╭─ Extracted records
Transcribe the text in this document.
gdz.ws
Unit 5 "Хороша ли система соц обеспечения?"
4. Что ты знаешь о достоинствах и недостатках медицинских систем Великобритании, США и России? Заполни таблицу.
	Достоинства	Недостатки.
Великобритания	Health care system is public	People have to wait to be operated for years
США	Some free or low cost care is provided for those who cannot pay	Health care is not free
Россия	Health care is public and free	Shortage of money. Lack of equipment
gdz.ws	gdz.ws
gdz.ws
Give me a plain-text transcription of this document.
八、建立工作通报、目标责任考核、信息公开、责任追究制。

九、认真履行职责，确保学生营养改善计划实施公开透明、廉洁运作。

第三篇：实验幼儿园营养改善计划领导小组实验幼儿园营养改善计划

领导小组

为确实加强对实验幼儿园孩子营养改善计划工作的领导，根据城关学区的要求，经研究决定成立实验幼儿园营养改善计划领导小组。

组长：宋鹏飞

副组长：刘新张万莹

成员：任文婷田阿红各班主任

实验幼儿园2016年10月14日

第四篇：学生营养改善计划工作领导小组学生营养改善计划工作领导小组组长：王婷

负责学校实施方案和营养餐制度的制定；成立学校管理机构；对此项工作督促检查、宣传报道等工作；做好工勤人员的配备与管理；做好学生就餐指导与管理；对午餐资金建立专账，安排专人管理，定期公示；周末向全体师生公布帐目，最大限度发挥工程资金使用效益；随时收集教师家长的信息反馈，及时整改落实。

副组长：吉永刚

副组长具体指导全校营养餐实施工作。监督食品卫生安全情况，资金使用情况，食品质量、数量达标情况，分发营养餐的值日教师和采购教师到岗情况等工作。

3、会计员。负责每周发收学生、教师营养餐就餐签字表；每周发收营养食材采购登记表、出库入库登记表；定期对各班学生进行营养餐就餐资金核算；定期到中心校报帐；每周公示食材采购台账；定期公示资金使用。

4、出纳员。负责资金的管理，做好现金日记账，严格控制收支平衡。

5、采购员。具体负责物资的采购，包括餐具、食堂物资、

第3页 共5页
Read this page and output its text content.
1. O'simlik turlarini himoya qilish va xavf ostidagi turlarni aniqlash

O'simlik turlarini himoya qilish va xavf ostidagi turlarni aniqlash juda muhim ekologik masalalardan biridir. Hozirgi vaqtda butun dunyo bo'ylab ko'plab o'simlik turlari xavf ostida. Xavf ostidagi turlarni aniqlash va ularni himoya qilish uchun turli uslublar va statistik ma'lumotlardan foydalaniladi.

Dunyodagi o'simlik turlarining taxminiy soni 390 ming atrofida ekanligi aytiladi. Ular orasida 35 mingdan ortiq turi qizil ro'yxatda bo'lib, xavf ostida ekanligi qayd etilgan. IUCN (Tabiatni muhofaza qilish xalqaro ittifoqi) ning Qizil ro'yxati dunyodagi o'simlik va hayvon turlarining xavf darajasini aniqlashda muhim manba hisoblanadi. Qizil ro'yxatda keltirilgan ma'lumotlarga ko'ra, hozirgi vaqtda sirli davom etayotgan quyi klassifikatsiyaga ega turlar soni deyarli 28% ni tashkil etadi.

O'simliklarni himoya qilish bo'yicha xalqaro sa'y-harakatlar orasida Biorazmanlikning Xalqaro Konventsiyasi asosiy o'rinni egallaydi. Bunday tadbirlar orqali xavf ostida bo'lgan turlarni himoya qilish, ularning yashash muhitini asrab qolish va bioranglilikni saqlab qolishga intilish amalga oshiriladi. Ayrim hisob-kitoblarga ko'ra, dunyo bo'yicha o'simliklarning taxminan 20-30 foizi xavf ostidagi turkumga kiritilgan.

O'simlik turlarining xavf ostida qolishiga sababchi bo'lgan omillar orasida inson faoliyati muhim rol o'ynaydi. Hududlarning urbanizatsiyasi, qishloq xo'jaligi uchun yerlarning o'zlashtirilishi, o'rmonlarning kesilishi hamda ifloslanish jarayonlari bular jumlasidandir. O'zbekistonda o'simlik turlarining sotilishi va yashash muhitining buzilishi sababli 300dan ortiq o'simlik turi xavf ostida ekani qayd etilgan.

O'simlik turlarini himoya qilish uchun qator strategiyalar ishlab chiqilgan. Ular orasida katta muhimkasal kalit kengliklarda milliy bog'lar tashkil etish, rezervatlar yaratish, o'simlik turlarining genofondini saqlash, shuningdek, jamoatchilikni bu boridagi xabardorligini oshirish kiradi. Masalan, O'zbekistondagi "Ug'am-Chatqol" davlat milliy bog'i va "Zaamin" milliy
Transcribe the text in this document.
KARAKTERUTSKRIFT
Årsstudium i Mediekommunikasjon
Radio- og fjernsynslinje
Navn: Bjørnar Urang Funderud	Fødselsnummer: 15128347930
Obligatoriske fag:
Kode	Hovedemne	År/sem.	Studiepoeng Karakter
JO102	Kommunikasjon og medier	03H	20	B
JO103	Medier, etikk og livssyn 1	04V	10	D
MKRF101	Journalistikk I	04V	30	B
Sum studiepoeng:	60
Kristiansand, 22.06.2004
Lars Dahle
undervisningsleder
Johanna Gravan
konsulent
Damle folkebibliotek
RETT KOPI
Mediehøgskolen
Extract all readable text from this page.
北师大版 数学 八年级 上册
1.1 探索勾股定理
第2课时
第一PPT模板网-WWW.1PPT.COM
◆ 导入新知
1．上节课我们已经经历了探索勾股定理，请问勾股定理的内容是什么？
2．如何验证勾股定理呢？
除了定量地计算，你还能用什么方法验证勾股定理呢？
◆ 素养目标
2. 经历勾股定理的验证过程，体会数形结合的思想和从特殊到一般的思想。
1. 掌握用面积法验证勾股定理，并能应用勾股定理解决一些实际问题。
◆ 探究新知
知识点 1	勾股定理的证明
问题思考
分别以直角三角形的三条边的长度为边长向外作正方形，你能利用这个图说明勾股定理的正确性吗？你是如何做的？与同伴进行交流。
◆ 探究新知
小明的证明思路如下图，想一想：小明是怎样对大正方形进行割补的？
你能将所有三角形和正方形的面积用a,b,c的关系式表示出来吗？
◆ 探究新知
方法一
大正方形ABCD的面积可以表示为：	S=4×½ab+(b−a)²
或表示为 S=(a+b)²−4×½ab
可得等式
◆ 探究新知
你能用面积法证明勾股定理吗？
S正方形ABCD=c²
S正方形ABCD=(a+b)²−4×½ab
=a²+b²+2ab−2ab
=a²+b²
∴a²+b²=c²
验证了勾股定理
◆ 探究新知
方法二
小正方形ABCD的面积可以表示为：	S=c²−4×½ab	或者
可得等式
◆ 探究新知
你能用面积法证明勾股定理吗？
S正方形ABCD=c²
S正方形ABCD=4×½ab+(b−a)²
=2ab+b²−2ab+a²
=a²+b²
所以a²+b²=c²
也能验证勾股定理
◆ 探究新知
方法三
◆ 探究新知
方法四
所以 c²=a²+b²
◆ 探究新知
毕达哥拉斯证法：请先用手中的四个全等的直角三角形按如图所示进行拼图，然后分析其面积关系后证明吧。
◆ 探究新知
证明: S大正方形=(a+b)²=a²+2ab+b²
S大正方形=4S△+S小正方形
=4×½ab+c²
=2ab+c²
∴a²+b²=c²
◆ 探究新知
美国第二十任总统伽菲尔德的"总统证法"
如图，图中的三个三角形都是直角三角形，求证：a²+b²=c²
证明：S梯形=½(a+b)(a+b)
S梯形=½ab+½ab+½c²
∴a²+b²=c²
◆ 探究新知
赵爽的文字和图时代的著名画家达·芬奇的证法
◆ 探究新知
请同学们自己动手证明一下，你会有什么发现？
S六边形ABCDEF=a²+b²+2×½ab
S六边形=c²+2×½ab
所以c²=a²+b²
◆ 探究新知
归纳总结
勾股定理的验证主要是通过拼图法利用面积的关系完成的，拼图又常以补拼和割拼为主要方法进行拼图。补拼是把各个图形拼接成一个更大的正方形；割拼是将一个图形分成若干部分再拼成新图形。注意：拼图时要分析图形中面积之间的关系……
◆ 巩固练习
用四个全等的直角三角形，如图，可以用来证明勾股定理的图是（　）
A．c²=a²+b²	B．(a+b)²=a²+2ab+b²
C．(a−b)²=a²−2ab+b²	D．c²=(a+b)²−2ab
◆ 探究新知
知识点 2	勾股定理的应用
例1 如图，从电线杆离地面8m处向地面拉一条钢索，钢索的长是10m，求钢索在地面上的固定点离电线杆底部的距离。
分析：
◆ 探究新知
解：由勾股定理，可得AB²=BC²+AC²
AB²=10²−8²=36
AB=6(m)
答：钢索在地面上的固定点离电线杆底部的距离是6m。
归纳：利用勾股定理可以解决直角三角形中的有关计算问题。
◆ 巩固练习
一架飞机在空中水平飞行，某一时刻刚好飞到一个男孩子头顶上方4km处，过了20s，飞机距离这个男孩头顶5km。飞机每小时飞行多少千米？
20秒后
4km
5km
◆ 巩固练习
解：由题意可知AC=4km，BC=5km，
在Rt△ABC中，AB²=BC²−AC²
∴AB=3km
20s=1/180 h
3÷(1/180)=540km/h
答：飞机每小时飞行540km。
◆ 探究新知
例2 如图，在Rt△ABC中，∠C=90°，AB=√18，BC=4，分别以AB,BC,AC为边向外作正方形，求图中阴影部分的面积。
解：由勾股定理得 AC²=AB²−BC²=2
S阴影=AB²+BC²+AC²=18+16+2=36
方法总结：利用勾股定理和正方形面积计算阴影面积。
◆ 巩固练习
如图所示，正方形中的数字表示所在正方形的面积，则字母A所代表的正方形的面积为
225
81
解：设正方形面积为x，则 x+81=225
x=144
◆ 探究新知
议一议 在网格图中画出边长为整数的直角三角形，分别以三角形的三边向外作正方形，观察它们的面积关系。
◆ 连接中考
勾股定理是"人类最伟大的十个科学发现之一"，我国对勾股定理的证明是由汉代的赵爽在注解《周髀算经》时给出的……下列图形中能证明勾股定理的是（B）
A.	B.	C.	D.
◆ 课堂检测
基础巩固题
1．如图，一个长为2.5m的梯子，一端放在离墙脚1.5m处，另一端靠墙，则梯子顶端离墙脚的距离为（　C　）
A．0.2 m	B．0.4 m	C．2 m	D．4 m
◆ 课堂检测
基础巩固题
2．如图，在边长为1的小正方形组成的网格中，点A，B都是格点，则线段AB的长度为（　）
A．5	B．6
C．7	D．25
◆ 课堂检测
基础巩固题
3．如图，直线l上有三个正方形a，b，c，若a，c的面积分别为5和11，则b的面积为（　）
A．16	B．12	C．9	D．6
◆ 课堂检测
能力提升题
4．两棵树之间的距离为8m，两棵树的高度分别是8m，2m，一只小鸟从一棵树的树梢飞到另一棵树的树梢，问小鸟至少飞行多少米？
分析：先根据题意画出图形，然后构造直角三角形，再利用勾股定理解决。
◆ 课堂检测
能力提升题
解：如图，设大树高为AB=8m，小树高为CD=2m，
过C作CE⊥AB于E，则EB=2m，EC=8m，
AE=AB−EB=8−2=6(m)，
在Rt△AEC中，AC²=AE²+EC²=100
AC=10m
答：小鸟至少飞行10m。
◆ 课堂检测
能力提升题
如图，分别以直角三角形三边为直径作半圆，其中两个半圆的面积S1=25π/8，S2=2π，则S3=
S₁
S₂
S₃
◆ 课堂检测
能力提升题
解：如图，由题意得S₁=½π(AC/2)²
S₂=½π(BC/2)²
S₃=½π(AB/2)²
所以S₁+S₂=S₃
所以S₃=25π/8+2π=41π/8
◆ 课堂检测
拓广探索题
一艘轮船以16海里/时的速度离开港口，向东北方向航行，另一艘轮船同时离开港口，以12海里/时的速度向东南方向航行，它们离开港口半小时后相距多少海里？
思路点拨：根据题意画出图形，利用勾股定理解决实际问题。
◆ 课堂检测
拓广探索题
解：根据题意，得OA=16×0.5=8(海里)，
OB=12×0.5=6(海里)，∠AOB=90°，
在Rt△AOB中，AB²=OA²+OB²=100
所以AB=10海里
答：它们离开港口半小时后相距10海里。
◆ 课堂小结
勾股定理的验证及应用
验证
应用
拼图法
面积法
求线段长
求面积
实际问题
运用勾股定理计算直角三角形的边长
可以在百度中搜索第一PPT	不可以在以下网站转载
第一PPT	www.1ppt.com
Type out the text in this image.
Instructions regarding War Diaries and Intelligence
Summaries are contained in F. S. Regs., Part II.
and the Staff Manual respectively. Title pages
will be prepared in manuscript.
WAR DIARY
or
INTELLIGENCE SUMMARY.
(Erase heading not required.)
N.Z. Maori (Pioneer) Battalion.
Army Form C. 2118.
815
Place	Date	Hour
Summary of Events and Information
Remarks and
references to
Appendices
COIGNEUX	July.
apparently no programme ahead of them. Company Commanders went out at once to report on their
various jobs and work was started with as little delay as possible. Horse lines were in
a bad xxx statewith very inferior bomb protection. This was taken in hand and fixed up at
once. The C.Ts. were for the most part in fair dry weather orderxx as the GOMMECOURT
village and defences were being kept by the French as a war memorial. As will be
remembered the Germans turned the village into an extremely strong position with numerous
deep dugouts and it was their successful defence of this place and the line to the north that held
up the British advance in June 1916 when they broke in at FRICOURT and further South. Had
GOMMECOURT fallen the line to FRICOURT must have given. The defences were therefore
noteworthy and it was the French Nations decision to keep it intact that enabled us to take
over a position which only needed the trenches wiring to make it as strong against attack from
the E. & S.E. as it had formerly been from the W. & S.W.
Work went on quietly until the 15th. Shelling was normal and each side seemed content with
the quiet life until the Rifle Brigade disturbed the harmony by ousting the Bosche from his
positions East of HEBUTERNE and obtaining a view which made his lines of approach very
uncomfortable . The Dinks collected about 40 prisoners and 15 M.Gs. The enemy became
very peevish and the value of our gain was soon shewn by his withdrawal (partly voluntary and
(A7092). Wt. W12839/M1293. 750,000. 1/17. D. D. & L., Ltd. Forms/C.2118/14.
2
╰─
▶ _Description of the task_
Whenever "from" turns up in a line, pick that line out.

▶ _Answer in full_
Extract all readable text from this page.
over a position which only needed the trenches wiring to make it as strong against attack from
the E. & S.E. as it had formerly been from the W. & S.W.
the quiet life until the Rifle Brigade disturbed the harmony by ousting the Bosche from his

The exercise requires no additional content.